[START]

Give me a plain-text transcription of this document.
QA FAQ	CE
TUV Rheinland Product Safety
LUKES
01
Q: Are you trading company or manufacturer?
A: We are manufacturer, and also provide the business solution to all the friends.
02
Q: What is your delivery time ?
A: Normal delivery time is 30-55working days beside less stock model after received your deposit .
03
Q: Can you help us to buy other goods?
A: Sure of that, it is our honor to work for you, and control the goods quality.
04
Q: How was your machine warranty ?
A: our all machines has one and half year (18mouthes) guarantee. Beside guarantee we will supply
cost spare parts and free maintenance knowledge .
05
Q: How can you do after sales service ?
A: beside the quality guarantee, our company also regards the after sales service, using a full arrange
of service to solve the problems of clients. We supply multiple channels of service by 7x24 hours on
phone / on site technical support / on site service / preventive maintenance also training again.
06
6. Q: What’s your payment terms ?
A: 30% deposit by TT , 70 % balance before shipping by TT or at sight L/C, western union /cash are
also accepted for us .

[END]

**SHORT EXERCISE**.
Filter out all lines lacking the word "manufacturer" and copy the rest.

**RESPONSE BELOW**.
Q: Are you trading company or manufacturer?
A: We are manufacturer, and also provide the business solution to all the friends.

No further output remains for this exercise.